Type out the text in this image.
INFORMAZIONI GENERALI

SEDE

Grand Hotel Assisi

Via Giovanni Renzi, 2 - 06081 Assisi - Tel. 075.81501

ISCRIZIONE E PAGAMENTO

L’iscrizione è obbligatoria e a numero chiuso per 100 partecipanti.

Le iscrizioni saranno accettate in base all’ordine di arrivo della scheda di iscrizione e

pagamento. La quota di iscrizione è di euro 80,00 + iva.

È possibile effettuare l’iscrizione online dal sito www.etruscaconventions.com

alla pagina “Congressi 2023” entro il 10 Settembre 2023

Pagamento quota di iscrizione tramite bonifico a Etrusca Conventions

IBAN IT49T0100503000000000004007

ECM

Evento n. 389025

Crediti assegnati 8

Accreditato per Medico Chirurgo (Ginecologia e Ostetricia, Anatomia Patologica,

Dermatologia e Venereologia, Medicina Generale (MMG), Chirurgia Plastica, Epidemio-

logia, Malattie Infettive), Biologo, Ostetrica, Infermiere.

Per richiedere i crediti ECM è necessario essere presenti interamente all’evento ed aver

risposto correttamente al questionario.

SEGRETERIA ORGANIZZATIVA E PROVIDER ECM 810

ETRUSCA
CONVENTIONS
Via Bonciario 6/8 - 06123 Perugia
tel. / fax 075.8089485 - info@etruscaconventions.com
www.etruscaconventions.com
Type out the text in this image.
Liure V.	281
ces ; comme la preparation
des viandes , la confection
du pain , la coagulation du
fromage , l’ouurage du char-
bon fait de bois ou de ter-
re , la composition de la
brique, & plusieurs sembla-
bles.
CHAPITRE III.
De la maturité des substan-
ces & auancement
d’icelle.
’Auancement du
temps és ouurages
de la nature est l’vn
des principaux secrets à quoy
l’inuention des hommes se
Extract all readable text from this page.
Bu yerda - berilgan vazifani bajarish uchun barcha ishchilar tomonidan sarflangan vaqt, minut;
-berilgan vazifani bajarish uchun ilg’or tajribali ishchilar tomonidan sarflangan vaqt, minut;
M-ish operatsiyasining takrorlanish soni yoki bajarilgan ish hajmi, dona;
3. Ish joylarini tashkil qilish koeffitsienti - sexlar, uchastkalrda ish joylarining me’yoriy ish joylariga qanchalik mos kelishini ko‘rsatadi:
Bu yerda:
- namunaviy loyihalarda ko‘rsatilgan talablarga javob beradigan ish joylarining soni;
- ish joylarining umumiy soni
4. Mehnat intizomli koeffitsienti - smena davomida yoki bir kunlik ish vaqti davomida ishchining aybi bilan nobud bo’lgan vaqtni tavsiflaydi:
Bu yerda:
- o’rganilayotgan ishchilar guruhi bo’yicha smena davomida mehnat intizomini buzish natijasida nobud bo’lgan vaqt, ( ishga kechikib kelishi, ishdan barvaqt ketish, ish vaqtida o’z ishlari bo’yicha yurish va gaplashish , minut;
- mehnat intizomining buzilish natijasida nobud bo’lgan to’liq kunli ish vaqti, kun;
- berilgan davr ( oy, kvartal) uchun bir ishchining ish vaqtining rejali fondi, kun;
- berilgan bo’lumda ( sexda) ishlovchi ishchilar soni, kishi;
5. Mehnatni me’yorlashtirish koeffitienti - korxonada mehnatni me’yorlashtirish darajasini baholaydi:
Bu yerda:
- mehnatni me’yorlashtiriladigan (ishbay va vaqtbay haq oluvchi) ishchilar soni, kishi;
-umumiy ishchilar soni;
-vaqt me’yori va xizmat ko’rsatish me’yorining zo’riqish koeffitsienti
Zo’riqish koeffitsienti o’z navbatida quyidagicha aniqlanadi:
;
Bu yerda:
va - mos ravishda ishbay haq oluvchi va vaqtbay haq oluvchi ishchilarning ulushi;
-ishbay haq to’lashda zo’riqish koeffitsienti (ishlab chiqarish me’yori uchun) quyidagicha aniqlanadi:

------------------------------------------------------------------------

> [TASK INSTRUCTIONS] Search the entries for the string "yoki" and collect each line that has it.

> [WRITTEN ANSWER]
M-ish operatsiyasining takrorlanish soni yoki bajarilgan ish hajmi, dona;
4. Mehnat intizomli koeffitsienti - smena davomida yoki bir kunlik ish vaqti davomida ishchining aybi bilan nobud bo’lgan vaqtni tavsiflaydi:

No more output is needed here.